Exactly as written, quote every line that follows, skipping the images.

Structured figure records
******
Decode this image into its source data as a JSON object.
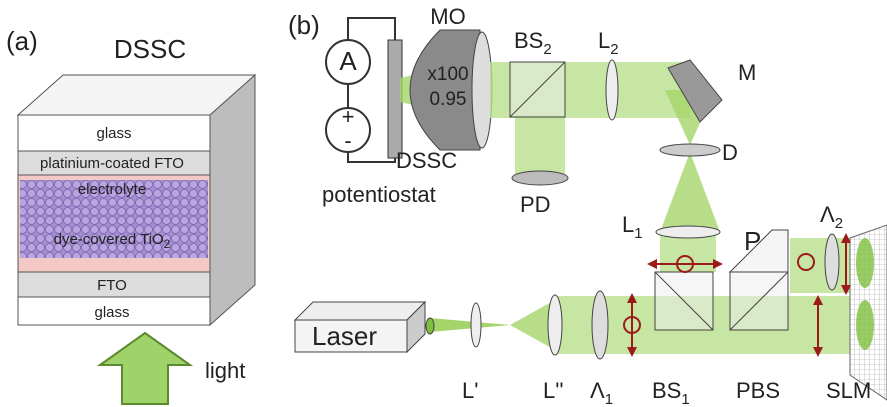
{
  "panel_a": {
    "label": "(a)",
    "title": "DSSC",
    "layers": {
      "glass_top": "glass",
      "pt_fto": "platinium-coated FTO",
      "electrolyte": "electrolyte",
      "tio2": {
        "text": "dye-covered TiO",
        "sub": "2"
      },
      "fto": "FTO",
      "glass_bottom": "glass"
    },
    "light": "light"
  },
  "panel_b": {
    "label": "(b)",
    "ammeter": "A",
    "plus": "+",
    "minus": "-",
    "objective": {
      "name": "MO",
      "magnification": "x100",
      "na": "0.95"
    },
    "dssc": "DSSC",
    "potentiostat": "potentiostat",
    "components": {
      "bs2": {
        "text": "BS",
        "sub": "2"
      },
      "l2": {
        "text": "L",
        "sub": "2"
      },
      "mirror": "M",
      "pinhole": "D",
      "pd": "PD",
      "l1": {
        "text": "L",
        "sub": "1"
      },
      "prism": "P",
      "lambda2": {
        "text": "Λ",
        "sub": "2"
      },
      "laser": "Laser",
      "l_prime": "L'",
      "l_dprime": "L''",
      "lambda1": {
        "text": "Λ",
        "sub": "1"
      },
      "bs1": {
        "text": "BS",
        "sub": "1"
      },
      "pbs": "PBS",
      "slm": "SLM"
    }
  }
}
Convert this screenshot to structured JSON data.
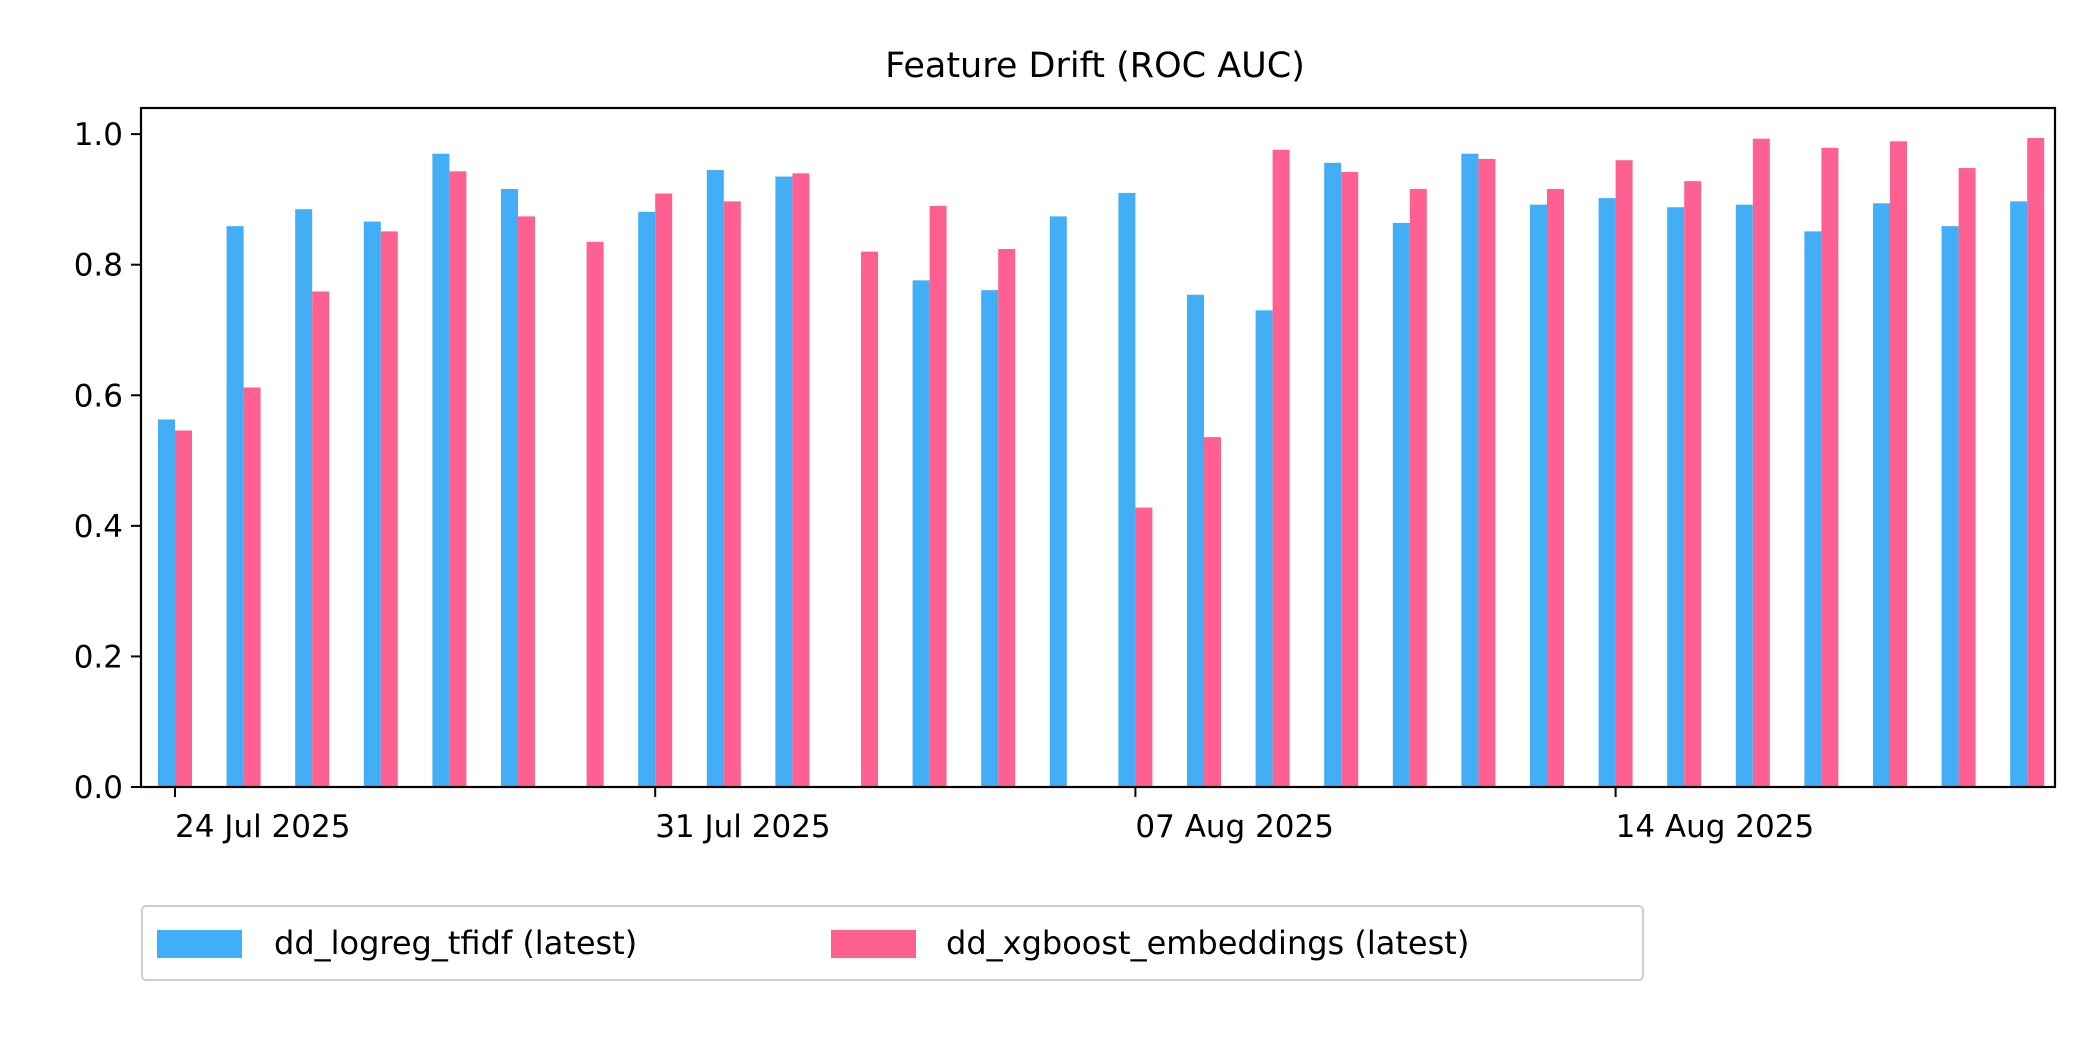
{
  "chart_data": {
    "type": "bar",
    "title": "Feature Drift (ROC AUC)",
    "xlabel": "",
    "ylabel": "",
    "ylim": [
      0,
      1.04
    ],
    "y_ticks": [
      0.0,
      0.2,
      0.4,
      0.6,
      0.8,
      1.0
    ],
    "y_tick_labels": [
      "0.0",
      "0.2",
      "0.4",
      "0.6",
      "0.8",
      "1.0"
    ],
    "x": [
      "2025-07-24",
      "2025-07-25",
      "2025-07-26",
      "2025-07-27",
      "2025-07-28",
      "2025-07-29",
      "2025-07-30",
      "2025-07-31",
      "2025-08-01",
      "2025-08-02",
      "2025-08-03",
      "2025-08-04",
      "2025-08-05",
      "2025-08-06",
      "2025-08-07",
      "2025-08-08",
      "2025-08-09",
      "2025-08-10",
      "2025-08-11",
      "2025-08-12",
      "2025-08-13",
      "2025-08-14",
      "2025-08-15",
      "2025-08-16",
      "2025-08-17",
      "2025-08-18",
      "2025-08-19",
      "2025-08-20"
    ],
    "x_ticks": [
      "2025-07-24",
      "2025-07-31",
      "2025-08-07",
      "2025-08-14"
    ],
    "x_tick_labels": [
      "24 Jul 2025",
      "31 Jul 2025",
      "07 Aug 2025",
      "14 Aug 2025"
    ],
    "series": [
      {
        "name": "dd_logreg_tfidf (latest)",
        "color": "#42AEF5",
        "values": [
          0.563,
          0.859,
          0.885,
          0.866,
          0.97,
          0.916,
          null,
          0.881,
          0.945,
          0.935,
          null,
          0.776,
          0.761,
          0.874,
          0.91,
          0.754,
          0.73,
          0.956,
          0.864,
          0.97,
          0.892,
          0.902,
          0.888,
          0.892,
          0.851,
          0.894,
          0.859,
          0.897
        ]
      },
      {
        "name": "dd_xgboost_embeddings (latest)",
        "color": "#FF6092",
        "values": [
          0.546,
          0.612,
          0.759,
          0.851,
          0.943,
          0.874,
          0.835,
          0.909,
          0.897,
          0.94,
          0.82,
          0.89,
          0.824,
          null,
          0.428,
          0.536,
          0.976,
          0.942,
          0.916,
          0.962,
          0.916,
          0.96,
          0.928,
          0.993,
          0.979,
          0.989,
          0.948,
          0.994
        ]
      }
    ],
    "grid": false,
    "legend_position": "bottom-left"
  }
}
******
*Written solution*
Decode this image into its source data as a JSON object.
{
  "panel_a": {
    "label": "(a)",
    "title": "DSSC",
    "layers": {
      "glass_top": "glass",
      "pt_fto": "platinium-coated FTO",
      "electrolyte": "electrolyte",
      "tio2": {
        "text": "dye-covered TiO",
        "sub": "2"
      },
      "fto": "FTO",
      "glass_bottom": "glass"
    },
    "light": "light"
  },
  "panel_b": {
    "label": "(b)",
    "ammeter": "A",
    "plus": "+",
    "minus": "-",
    "objective": {
      "name": "MO",
      "magnification": "x100",
      "na": "0.95"
    },
    "dssc": "DSSC",
    "potentiostat": "potentiostat",
    "components": {
      "bs2": {
        "text": "BS",
        "sub": "2"
      },
      "l2": {
        "text": "L",
        "sub": "2"
      },
      "mirror": "M",
      "pinhole": "D",
      "pd": "PD",
      "l1": {
        "text": "L",
        "sub": "1"
      },
      "prism": "P",
      "lambda2": {
        "text": "Λ",
        "sub": "2"
      },
      "laser": "Laser",
      "l_prime": "L'",
      "l_dprime": "L''",
      "lambda1": {
        "text": "Λ",
        "sub": "1"
      },
      "bs1": {
        "text": "BS",
        "sub": "1"
      },
      "pbs": "PBS",
      "slm": "SLM"
    }
  }
}
Convert this screenshot to structured JSON data.
{
  "chart_data": {
    "type": "bar",
    "title": "Feature Drift (ROC AUC)",
    "xlabel": "",
    "ylabel": "",
    "ylim": [
      0,
      1.04
    ],
    "y_ticks": [
      0.0,
      0.2,
      0.4,
      0.6,
      0.8,
      1.0
    ],
    "y_tick_labels": [
      "0.0",
      "0.2",
      "0.4",
      "0.6",
      "0.8",
      "1.0"
    ],
    "x": [
      "2025-07-24",
      "2025-07-25",
      "2025-07-26",
      "2025-07-27",
      "2025-07-28",
      "2025-07-29",
      "2025-07-30",
      "2025-07-31",
      "2025-08-01",
      "2025-08-02",
      "2025-08-03",
      "2025-08-04",
      "2025-08-05",
      "2025-08-06",
      "2025-08-07",
      "2025-08-08",
      "2025-08-09",
      "2025-08-10",
      "2025-08-11",
      "2025-08-12",
      "2025-08-13",
      "2025-08-14",
      "2025-08-15",
      "2025-08-16",
      "2025-08-17",
      "2025-08-18",
      "2025-08-19",
      "2025-08-20"
    ],
    "x_ticks": [
      "2025-07-24",
      "2025-07-31",
      "2025-08-07",
      "2025-08-14"
    ],
    "x_tick_labels": [
      "24 Jul 2025",
      "31 Jul 2025",
      "07 Aug 2025",
      "14 Aug 2025"
    ],
    "series": [
      {
        "name": "dd_logreg_tfidf (latest)",
        "color": "#42AEF5",
        "values": [
          0.563,
          0.859,
          0.885,
          0.866,
          0.97,
          0.916,
          null,
          0.881,
          0.945,
          0.935,
          null,
          0.776,
          0.761,
          0.874,
          0.91,
          0.754,
          0.73,
          0.956,
          0.864,
          0.97,
          0.892,
          0.902,
          0.888,
          0.892,
          0.851,
          0.894,
          0.859,
          0.897
        ]
      },
      {
        "name": "dd_xgboost_embeddings (latest)",
        "color": "#FF6092",
        "values": [
          0.546,
          0.612,
          0.759,
          0.851,
          0.943,
          0.874,
          0.835,
          0.909,
          0.897,
          0.94,
          0.82,
          0.89,
          0.824,
          null,
          0.428,
          0.536,
          0.976,
          0.942,
          0.916,
          0.962,
          0.916,
          0.96,
          0.928,
          0.993,
          0.979,
          0.989,
          0.948,
          0.994
        ]
      }
    ],
    "grid": false,
    "legend_position": "bottom-left"
  }
}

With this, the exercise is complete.